* [Set exercise]: Copy the rows below line for line, changing nothing.

* [Input rows]:
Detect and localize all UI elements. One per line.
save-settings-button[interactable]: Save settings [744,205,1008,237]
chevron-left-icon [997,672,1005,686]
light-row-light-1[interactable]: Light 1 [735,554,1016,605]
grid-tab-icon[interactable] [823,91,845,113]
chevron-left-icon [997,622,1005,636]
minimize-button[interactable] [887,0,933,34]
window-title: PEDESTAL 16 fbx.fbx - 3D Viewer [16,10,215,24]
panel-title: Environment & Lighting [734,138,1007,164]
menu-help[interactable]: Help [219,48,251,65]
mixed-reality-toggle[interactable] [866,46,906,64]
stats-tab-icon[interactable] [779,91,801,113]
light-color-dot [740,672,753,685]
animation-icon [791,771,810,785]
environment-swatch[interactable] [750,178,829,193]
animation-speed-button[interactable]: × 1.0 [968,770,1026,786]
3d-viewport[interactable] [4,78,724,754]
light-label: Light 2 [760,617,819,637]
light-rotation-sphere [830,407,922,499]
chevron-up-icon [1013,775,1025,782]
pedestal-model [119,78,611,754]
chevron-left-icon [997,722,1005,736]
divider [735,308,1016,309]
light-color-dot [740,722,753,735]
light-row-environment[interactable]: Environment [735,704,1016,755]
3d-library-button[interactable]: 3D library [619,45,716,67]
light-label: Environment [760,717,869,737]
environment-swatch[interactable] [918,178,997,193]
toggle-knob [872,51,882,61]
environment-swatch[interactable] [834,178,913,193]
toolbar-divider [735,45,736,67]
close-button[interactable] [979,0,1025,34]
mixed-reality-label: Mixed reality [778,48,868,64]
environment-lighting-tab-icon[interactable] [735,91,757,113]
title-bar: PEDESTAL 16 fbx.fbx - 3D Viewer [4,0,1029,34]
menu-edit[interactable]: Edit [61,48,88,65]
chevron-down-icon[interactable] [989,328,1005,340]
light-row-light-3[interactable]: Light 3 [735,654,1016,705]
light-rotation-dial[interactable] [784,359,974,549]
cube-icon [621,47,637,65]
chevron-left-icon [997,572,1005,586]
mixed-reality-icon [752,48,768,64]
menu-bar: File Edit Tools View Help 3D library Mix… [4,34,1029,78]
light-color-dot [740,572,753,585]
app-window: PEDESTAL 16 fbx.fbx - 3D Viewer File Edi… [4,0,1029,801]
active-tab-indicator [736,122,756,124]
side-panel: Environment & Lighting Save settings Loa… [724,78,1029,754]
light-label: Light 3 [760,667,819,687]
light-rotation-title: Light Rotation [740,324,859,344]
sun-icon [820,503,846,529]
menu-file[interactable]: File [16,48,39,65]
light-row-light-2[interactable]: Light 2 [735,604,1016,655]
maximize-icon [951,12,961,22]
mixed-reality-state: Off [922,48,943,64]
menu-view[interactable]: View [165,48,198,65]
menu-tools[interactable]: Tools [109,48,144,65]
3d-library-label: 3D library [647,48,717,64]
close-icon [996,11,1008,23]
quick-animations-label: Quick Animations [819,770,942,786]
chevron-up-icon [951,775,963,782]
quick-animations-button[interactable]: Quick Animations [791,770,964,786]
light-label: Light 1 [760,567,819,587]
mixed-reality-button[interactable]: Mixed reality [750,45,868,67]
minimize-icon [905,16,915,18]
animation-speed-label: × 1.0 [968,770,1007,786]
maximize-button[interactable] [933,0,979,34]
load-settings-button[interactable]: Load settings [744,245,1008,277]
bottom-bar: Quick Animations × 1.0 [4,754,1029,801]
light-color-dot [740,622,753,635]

* [Output below]:
Detect and localize all UI elements. One per line.
save-settings-button[interactable]: Save settings [744,205,1008,237]
chevron-left-icon [997,672,1005,686]
light-row-light-1[interactable]: Light 1 [735,554,1016,605]
grid-tab-icon[interactable] [823,91,845,113]
chevron-left-icon [997,622,1005,636]
minimize-button[interactable] [887,0,933,34]
window-title: PEDESTAL 16 fbx.fbx - 3D Viewer [16,10,215,24]
panel-title: Environment & Lighting [734,138,1007,164]
menu-help[interactable]: Help [219,48,251,65]
mixed-reality-toggle[interactable] [866,46,906,64]
stats-tab-icon[interactable] [779,91,801,113]
light-color-dot [740,672,753,685]
animation-icon [791,771,810,785]
environment-swatch[interactable] [750,178,829,193]
animation-speed-button[interactable]: × 1.0 [968,770,1026,786]
3d-viewport[interactable] [4,78,724,754]
light-label: Light 2 [760,617,819,637]
light-rotation-sphere [830,407,922,499]
chevron-up-icon [1013,775,1025,782]
pedestal-model [119,78,611,754]
chevron-left-icon [997,722,1005,736]
divider [735,308,1016,309]
light-color-dot [740,722,753,735]
light-row-environment[interactable]: Environment [735,704,1016,755]
3d-library-button[interactable]: 3D library [619,45,716,67]
light-label: Environment [760,717,869,737]
environment-swatch[interactable] [918,178,997,193]
toggle-knob [872,51,882,61]
environment-swatch[interactable] [834,178,913,193]
toolbar-divider [735,45,736,67]
close-button[interactable] [979,0,1025,34]
mixed-reality-label: Mixed reality [778,48,868,64]
environment-lighting-tab-icon[interactable] [735,91,757,113]
title-bar: PEDESTAL 16 fbx.fbx - 3D Viewer [4,0,1029,34]
menu-edit[interactable]: Edit [61,48,88,65]
chevron-down-icon[interactable] [989,328,1005,340]
light-row-light-3[interactable]: Light 3 [735,654,1016,705]
light-rotation-dial[interactable] [784,359,974,549]
cube-icon [621,47,637,65]
chevron-left-icon [997,572,1005,586]
mixed-reality-icon [752,48,768,64]
menu-bar: File Edit Tools View Help 3D library Mix… [4,34,1029,78]
light-color-dot [740,572,753,585]
app-window: PEDESTAL 16 fbx.fbx - 3D Viewer File Edi… [4,0,1029,801]
active-tab-indicator [736,122,756,124]
side-panel: Environment & Lighting Save settings Loa… [724,78,1029,754]
light-label: Light 3 [760,667,819,687]
light-rotation-title: Light Rotation [740,324,859,344]
sun-icon [820,503,846,529]
menu-file[interactable]: File [16,48,39,65]
light-row-light-2[interactable]: Light 2 [735,604,1016,655]
maximize-icon [951,12,961,22]
mixed-reality-state: Off [922,48,943,64]
menu-view[interactable]: View [165,48,198,65]
menu-tools[interactable]: Tools [109,48,144,65]
3d-library-label: 3D library [647,48,717,64]
close-icon [996,11,1008,23]
quick-animations-label: Quick Animations [819,770,942,786]
chevron-up-icon [951,775,963,782]
quick-animations-button[interactable]: Quick Animations [791,770,964,786]
light-label: Light 1 [760,567,819,587]
mixed-reality-button[interactable]: Mixed reality [750,45,868,67]
minimize-icon [905,16,915,18]
animation-speed-label: × 1.0 [968,770,1007,786]
maximize-button[interactable] [933,0,979,34]
load-settings-button[interactable]: Load settings [744,245,1008,277]
bottom-bar: Quick Animations × 1.0 [4,754,1029,801]
light-color-dot [740,622,753,635]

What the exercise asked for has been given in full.